Dataset rows:
— BEGIN —

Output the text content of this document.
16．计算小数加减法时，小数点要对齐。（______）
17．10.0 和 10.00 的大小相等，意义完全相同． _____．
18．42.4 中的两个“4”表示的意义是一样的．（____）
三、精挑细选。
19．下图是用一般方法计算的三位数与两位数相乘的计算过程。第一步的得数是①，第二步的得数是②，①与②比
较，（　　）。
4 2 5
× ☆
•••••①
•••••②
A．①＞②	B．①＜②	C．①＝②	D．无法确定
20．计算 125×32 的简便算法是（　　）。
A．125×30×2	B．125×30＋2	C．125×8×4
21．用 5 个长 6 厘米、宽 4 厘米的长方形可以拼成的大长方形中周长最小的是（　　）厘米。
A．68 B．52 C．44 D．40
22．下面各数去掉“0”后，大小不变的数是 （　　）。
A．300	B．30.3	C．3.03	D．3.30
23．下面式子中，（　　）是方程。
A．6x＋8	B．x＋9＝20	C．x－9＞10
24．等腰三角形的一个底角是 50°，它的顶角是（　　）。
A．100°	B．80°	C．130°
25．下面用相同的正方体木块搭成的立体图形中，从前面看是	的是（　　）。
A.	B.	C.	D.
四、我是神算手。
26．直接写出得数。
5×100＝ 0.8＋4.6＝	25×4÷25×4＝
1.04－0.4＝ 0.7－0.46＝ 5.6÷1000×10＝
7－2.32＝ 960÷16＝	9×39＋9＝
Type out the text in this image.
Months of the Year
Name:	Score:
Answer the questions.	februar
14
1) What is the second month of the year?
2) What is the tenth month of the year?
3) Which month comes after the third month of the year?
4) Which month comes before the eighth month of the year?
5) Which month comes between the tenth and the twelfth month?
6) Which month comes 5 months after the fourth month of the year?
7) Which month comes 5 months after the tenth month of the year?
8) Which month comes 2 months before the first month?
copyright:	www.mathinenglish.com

— END —

GIVEN INSTRUCTION: Extract the full set of entries word for word.

THE RESPONSE:
Output the text content of this document.
16．计算小数加减法时，小数点要对齐。（______）
17．10.0 和 10.00 的大小相等，意义完全相同． _____．
18．42.4 中的两个“4”表示的意义是一样的．（____）
三、精挑细选。
19．下图是用一般方法计算的三位数与两位数相乘的计算过程。第一步的得数是①，第二步的得数是②，①与②比
较，（　　）。
4 2 5
× ☆
•••••①
•••••②
A．①＞②	B．①＜②	C．①＝②	D．无法确定
20．计算 125×32 的简便算法是（　　）。
A．125×30×2	B．125×30＋2	C．125×8×4
21．用 5 个长 6 厘米、宽 4 厘米的长方形可以拼成的大长方形中周长最小的是（　　）厘米。
A．68 B．52 C．44 D．40
22．下面各数去掉“0”后，大小不变的数是 （　　）。
A．300	B．30.3	C．3.03	D．3.30
23．下面式子中，（　　）是方程。
A．6x＋8	B．x＋9＝20	C．x－9＞10
24．等腰三角形的一个底角是 50°，它的顶角是（　　）。
A．100°	B．80°	C．130°
25．下面用相同的正方体木块搭成的立体图形中，从前面看是	的是（　　）。
A.	B.	C.	D.
四、我是神算手。
26．直接写出得数。
5×100＝ 0.8＋4.6＝	25×4÷25×4＝
1.04－0.4＝ 0.7－0.46＝ 5.6÷1000×10＝
7－2.32＝ 960÷16＝	9×39＋9＝
Type out the text in this image.
Months of the Year
Name:	Score:
Answer the questions.	februar
14
1) What is the second month of the year?
2) What is the tenth month of the year?
3) Which month comes after the third month of the year?
4) Which month comes before the eighth month of the year?
5) Which month comes between the tenth and the twelfth month?
6) Which month comes 5 months after the fourth month of the year?
7) Which month comes 5 months after the tenth month of the year?
8) Which month comes 2 months before the first month?
copyright:	www.mathinenglish.com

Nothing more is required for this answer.